→ Figure content listings:
========
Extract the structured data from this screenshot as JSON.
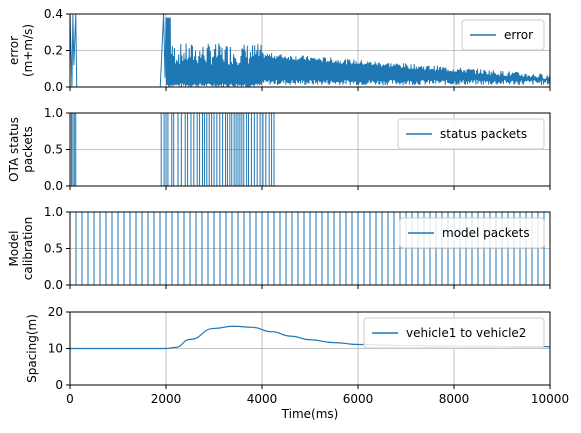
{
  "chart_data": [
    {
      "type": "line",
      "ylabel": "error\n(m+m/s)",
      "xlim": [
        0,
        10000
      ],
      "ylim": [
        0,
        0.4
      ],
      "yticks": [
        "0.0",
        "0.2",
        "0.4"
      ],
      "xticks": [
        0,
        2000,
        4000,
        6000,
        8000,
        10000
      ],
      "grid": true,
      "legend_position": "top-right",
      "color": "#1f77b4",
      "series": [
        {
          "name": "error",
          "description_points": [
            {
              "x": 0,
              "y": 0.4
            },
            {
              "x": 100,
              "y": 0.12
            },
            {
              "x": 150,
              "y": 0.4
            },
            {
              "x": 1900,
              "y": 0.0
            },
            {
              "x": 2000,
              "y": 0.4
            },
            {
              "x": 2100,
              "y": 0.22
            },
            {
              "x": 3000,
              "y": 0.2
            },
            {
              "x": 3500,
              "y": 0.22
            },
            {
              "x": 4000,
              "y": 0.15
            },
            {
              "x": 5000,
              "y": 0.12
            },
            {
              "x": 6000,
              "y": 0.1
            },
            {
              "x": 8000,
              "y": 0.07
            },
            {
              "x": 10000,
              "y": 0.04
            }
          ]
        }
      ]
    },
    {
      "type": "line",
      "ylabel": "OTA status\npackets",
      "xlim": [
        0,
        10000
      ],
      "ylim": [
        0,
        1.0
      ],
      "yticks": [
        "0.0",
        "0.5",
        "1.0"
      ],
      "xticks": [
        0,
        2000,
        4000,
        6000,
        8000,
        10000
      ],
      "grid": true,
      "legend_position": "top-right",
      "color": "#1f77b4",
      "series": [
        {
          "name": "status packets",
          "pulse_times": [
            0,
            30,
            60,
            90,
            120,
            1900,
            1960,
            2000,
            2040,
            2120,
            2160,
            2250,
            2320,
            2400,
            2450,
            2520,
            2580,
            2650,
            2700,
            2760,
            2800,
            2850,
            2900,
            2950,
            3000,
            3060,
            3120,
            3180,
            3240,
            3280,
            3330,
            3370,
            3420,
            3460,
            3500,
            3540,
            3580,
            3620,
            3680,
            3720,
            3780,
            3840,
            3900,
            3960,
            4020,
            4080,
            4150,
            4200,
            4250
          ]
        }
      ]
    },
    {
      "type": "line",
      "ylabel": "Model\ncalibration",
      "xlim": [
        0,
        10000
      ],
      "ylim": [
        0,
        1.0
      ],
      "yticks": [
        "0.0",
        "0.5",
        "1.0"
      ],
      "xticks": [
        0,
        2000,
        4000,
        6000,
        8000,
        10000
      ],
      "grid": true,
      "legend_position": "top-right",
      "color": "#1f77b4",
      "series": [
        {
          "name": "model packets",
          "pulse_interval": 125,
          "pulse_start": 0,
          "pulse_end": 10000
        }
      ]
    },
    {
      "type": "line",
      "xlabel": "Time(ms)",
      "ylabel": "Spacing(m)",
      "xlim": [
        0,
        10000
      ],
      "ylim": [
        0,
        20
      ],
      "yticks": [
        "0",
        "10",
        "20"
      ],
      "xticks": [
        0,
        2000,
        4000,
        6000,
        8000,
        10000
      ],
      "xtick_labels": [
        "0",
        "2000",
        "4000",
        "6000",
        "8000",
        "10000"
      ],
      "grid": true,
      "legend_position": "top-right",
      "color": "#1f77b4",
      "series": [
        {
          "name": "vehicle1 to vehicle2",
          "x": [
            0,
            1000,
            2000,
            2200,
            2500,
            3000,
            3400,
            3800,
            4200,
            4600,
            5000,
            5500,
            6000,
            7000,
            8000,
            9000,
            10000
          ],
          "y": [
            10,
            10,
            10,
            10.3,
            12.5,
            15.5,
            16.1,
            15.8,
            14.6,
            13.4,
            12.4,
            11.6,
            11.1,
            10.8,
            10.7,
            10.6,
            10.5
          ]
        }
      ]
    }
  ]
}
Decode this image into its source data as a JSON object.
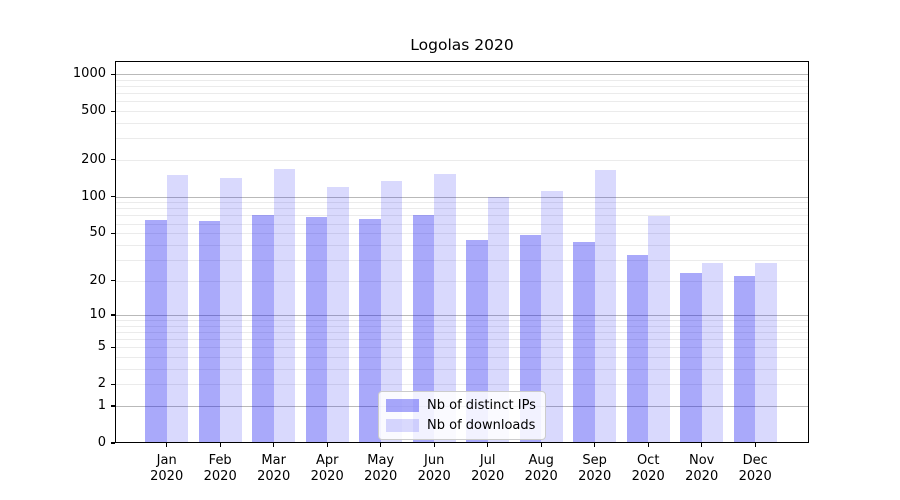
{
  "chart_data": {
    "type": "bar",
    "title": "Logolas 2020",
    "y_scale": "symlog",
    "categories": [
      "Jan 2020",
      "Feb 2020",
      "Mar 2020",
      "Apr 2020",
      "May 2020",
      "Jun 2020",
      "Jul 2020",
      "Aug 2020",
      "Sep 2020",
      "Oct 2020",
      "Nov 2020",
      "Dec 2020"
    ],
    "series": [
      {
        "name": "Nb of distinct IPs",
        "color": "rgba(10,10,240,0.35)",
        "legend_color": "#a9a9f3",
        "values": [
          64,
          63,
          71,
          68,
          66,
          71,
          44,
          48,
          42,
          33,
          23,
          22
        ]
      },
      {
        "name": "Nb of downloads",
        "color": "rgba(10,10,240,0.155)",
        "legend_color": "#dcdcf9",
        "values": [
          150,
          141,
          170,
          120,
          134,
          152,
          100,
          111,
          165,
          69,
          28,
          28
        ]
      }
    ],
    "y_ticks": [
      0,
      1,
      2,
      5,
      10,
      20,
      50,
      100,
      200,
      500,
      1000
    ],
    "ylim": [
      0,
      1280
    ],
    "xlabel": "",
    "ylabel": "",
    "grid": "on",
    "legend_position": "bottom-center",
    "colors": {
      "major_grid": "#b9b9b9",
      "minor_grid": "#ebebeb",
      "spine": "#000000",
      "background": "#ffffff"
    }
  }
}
========
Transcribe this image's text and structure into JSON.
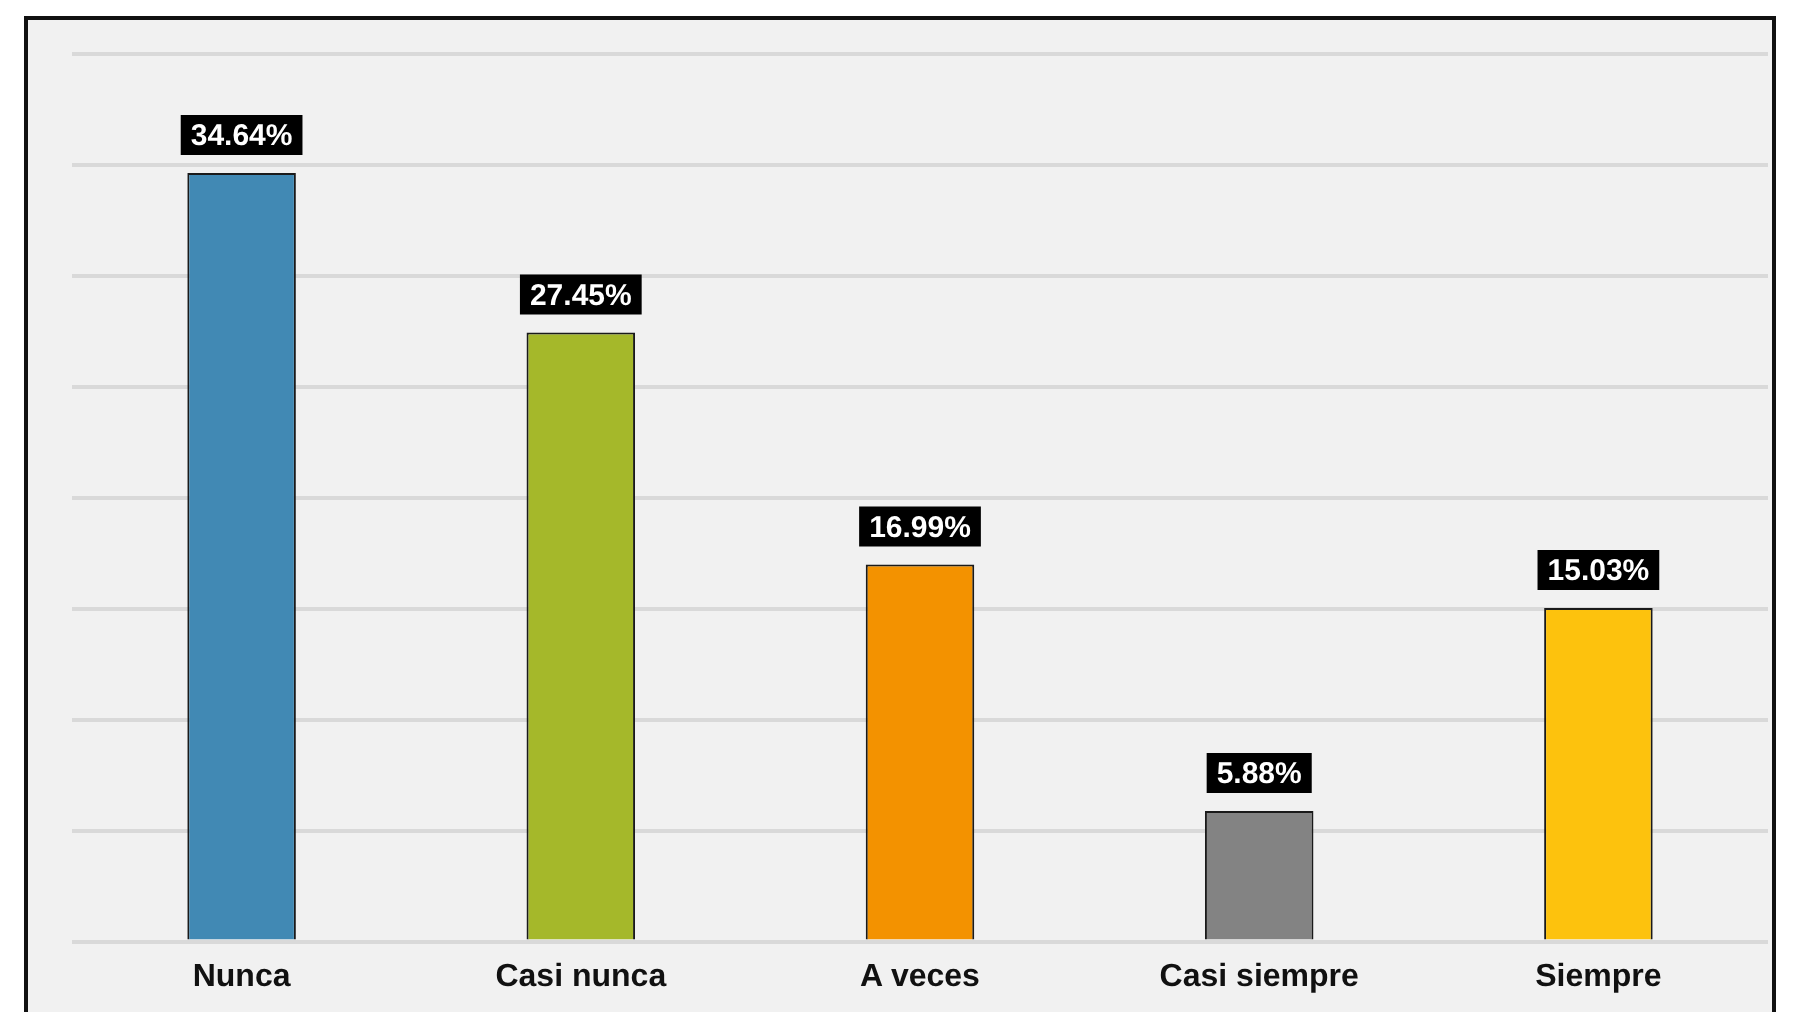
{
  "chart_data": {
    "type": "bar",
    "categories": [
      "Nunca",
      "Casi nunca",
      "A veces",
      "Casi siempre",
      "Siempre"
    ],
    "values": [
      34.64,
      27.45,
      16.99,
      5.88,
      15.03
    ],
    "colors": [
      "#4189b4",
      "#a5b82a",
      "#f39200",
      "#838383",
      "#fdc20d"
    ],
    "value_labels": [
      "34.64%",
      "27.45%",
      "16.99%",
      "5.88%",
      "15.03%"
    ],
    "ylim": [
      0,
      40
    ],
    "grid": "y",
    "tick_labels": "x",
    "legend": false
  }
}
========
→ TASK STATEMENT: Return only those lines of the records that contain the string "ylabel".

→ SOLUTION TO THIS EXERCISE:
      "ylabel": "error\n(m+m/s)",
      "ylabel": "OTA status\npackets",
      "ylabel": "Model\ncalibration",
      "ylabel": "Spacing(m)",
    "ylabel": "",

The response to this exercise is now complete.